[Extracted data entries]
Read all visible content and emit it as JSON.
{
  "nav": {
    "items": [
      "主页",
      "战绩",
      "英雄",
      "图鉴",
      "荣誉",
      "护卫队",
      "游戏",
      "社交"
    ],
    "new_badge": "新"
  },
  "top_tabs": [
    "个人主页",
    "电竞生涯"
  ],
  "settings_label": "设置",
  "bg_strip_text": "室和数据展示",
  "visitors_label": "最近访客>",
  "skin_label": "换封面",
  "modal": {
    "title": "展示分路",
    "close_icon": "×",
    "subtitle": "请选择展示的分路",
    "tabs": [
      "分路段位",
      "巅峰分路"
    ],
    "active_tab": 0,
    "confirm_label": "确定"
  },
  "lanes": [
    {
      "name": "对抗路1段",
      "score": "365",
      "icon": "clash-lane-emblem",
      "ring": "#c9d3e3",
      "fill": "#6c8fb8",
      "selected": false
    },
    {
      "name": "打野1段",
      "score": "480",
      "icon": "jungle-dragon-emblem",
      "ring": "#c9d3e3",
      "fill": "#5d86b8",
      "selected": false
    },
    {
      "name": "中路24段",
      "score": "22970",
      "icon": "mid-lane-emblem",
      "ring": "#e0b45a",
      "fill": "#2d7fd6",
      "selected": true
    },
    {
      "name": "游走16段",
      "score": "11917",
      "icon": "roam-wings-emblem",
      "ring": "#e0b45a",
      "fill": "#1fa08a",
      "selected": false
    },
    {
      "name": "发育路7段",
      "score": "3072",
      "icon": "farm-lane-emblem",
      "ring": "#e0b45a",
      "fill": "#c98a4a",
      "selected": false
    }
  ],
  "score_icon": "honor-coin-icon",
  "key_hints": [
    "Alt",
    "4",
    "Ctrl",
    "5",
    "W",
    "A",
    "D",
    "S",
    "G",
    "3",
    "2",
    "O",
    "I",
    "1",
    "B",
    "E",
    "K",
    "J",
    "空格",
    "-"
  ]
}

What you will do –
Take the records above and return them exactly as written.

Task result –
Read all visible content and emit it as JSON.
{
  "nav": {
    "items": [
      "主页",
      "战绩",
      "英雄",
      "图鉴",
      "荣誉",
      "护卫队",
      "游戏",
      "社交"
    ],
    "new_badge": "新"
  },
  "top_tabs": [
    "个人主页",
    "电竞生涯"
  ],
  "settings_label": "设置",
  "bg_strip_text": "室和数据展示",
  "visitors_label": "最近访客>",
  "skin_label": "换封面",
  "modal": {
    "title": "展示分路",
    "close_icon": "×",
    "subtitle": "请选择展示的分路",
    "tabs": [
      "分路段位",
      "巅峰分路"
    ],
    "active_tab": 0,
    "confirm_label": "确定"
  },
  "lanes": [
    {
      "name": "对抗路1段",
      "score": "365",
      "icon": "clash-lane-emblem",
      "ring": "#c9d3e3",
      "fill": "#6c8fb8",
      "selected": false
    },
    {
      "name": "打野1段",
      "score": "480",
      "icon": "jungle-dragon-emblem",
      "ring": "#c9d3e3",
      "fill": "#5d86b8",
      "selected": false
    },
    {
      "name": "中路24段",
      "score": "22970",
      "icon": "mid-lane-emblem",
      "ring": "#e0b45a",
      "fill": "#2d7fd6",
      "selected": true
    },
    {
      "name": "游走16段",
      "score": "11917",
      "icon": "roam-wings-emblem",
      "ring": "#e0b45a",
      "fill": "#1fa08a",
      "selected": false
    },
    {
      "name": "发育路7段",
      "score": "3072",
      "icon": "farm-lane-emblem",
      "ring": "#e0b45a",
      "fill": "#c98a4a",
      "selected": false
    }
  ],
  "score_icon": "honor-coin-icon",
  "key_hints": [
    "Alt",
    "4",
    "Ctrl",
    "5",
    "W",
    "A",
    "D",
    "S",
    "G",
    "3",
    "2",
    "O",
    "I",
    "1",
    "B",
    "E",
    "K",
    "J",
    "空格",
    "-"
  ]
}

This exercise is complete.